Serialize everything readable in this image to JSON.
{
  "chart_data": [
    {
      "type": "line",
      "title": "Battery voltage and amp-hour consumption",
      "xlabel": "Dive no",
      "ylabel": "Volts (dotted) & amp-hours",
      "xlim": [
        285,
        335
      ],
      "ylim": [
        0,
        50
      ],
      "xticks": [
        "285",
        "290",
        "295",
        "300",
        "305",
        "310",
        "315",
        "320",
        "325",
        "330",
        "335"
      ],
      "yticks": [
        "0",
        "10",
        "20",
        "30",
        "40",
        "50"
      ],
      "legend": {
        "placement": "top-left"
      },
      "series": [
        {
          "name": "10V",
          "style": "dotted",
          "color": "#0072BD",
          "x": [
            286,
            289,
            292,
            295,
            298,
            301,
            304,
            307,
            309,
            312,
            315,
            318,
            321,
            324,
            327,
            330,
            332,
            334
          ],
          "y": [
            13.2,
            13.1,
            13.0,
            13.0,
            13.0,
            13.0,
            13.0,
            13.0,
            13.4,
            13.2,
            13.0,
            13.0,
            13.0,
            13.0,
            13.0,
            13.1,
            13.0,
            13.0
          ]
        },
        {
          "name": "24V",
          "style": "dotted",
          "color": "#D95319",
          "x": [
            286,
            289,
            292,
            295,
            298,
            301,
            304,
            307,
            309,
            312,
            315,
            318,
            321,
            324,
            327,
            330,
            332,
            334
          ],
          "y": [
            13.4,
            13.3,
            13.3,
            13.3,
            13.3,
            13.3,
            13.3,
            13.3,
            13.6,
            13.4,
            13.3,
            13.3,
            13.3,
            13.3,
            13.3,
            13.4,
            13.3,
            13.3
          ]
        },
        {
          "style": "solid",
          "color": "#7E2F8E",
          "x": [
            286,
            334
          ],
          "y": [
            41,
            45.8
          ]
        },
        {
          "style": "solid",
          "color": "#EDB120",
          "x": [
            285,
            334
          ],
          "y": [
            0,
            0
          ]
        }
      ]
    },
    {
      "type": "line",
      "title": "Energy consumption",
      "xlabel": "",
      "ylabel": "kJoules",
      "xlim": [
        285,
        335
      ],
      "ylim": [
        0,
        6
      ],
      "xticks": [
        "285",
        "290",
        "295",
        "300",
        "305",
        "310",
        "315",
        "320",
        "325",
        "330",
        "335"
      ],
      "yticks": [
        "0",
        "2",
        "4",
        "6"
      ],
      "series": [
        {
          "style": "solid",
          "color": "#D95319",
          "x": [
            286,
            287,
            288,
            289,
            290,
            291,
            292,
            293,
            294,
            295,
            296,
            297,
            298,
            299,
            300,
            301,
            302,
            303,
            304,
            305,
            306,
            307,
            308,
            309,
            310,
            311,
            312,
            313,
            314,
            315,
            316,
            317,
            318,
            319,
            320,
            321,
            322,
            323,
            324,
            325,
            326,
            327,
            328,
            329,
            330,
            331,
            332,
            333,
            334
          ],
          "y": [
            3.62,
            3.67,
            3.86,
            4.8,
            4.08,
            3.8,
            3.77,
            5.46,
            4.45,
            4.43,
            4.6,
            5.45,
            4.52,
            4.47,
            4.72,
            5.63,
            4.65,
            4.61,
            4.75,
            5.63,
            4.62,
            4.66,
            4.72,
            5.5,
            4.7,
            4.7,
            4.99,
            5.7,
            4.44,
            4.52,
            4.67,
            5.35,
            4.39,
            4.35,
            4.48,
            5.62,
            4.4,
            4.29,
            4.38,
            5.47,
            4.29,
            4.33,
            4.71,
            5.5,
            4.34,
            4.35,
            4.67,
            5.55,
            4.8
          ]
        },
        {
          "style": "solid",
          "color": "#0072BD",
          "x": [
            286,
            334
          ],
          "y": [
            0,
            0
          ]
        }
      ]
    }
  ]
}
※ ※ ※
Determine the number of lines in the data that contain "ylabel" as a word or string, and state only that number.

2